- [DO THIS]: All records below must be retyped exactly.

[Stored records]

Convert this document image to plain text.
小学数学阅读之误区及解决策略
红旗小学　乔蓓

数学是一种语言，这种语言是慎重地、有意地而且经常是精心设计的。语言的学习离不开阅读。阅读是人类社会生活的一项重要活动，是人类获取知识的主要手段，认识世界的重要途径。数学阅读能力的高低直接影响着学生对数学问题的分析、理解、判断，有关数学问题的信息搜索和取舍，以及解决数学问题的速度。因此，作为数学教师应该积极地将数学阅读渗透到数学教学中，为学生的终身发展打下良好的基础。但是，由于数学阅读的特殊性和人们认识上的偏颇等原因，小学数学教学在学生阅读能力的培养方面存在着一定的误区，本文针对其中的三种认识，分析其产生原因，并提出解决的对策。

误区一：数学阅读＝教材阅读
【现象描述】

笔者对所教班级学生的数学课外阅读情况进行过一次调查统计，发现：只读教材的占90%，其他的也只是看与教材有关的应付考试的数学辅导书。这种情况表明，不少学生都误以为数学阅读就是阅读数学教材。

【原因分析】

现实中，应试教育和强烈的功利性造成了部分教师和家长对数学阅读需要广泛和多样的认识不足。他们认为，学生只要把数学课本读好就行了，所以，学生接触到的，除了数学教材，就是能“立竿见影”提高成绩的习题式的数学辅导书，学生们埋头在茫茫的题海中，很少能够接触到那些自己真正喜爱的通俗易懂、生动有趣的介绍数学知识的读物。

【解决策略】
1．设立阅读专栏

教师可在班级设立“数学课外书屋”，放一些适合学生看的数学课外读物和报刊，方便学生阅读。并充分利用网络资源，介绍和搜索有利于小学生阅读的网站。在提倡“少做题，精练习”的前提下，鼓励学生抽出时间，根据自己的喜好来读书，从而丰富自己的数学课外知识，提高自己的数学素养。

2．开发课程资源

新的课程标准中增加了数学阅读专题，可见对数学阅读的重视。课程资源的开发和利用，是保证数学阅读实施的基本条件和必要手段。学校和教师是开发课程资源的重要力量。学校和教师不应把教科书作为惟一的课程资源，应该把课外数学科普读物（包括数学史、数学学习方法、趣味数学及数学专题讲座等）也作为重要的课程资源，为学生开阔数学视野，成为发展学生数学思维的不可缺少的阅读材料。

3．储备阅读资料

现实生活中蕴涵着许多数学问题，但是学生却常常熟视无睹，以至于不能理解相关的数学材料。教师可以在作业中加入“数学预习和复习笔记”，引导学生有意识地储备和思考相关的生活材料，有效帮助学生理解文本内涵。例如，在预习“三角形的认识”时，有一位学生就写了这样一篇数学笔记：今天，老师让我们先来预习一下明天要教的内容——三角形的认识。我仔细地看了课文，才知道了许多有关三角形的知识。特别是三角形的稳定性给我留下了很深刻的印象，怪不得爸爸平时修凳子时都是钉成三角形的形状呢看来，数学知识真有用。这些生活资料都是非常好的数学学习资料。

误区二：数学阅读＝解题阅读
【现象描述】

- [FINISHED ANSWER]:
Convert this document image to plain text.
小学数学阅读之误区及解决策略
红旗小学　乔蓓

数学是一种语言，这种语言是慎重地、有意地而且经常是精心设计的。语言的学习离不开阅读。阅读是人类社会生活的一项重要活动，是人类获取知识的主要手段，认识世界的重要途径。数学阅读能力的高低直接影响着学生对数学问题的分析、理解、判断，有关数学问题的信息搜索和取舍，以及解决数学问题的速度。因此，作为数学教师应该积极地将数学阅读渗透到数学教学中，为学生的终身发展打下良好的基础。但是，由于数学阅读的特殊性和人们认识上的偏颇等原因，小学数学教学在学生阅读能力的培养方面存在着一定的误区，本文针对其中的三种认识，分析其产生原因，并提出解决的对策。

误区一：数学阅读＝教材阅读
【现象描述】

笔者对所教班级学生的数学课外阅读情况进行过一次调查统计，发现：只读教材的占90%，其他的也只是看与教材有关的应付考试的数学辅导书。这种情况表明，不少学生都误以为数学阅读就是阅读数学教材。

【原因分析】

现实中，应试教育和强烈的功利性造成了部分教师和家长对数学阅读需要广泛和多样的认识不足。他们认为，学生只要把数学课本读好就行了，所以，学生接触到的，除了数学教材，就是能“立竿见影”提高成绩的习题式的数学辅导书，学生们埋头在茫茫的题海中，很少能够接触到那些自己真正喜爱的通俗易懂、生动有趣的介绍数学知识的读物。

【解决策略】
1．设立阅读专栏

教师可在班级设立“数学课外书屋”，放一些适合学生看的数学课外读物和报刊，方便学生阅读。并充分利用网络资源，介绍和搜索有利于小学生阅读的网站。在提倡“少做题，精练习”的前提下，鼓励学生抽出时间，根据自己的喜好来读书，从而丰富自己的数学课外知识，提高自己的数学素养。

2．开发课程资源

新的课程标准中增加了数学阅读专题，可见对数学阅读的重视。课程资源的开发和利用，是保证数学阅读实施的基本条件和必要手段。学校和教师是开发课程资源的重要力量。学校和教师不应把教科书作为惟一的课程资源，应该把课外数学科普读物（包括数学史、数学学习方法、趣味数学及数学专题讲座等）也作为重要的课程资源，为学生开阔数学视野，成为发展学生数学思维的不可缺少的阅读材料。

3．储备阅读资料

现实生活中蕴涵着许多数学问题，但是学生却常常熟视无睹，以至于不能理解相关的数学材料。教师可以在作业中加入“数学预习和复习笔记”，引导学生有意识地储备和思考相关的生活材料，有效帮助学生理解文本内涵。例如，在预习“三角形的认识”时，有一位学生就写了这样一篇数学笔记：今天，老师让我们先来预习一下明天要教的内容——三角形的认识。我仔细地看了课文，才知道了许多有关三角形的知识。特别是三角形的稳定性给我留下了很深刻的印象，怪不得爸爸平时修凳子时都是钉成三角形的形状呢看来，数学知识真有用。这些生活资料都是非常好的数学学习资料。

误区二：数学阅读＝解题阅读
【现象描述】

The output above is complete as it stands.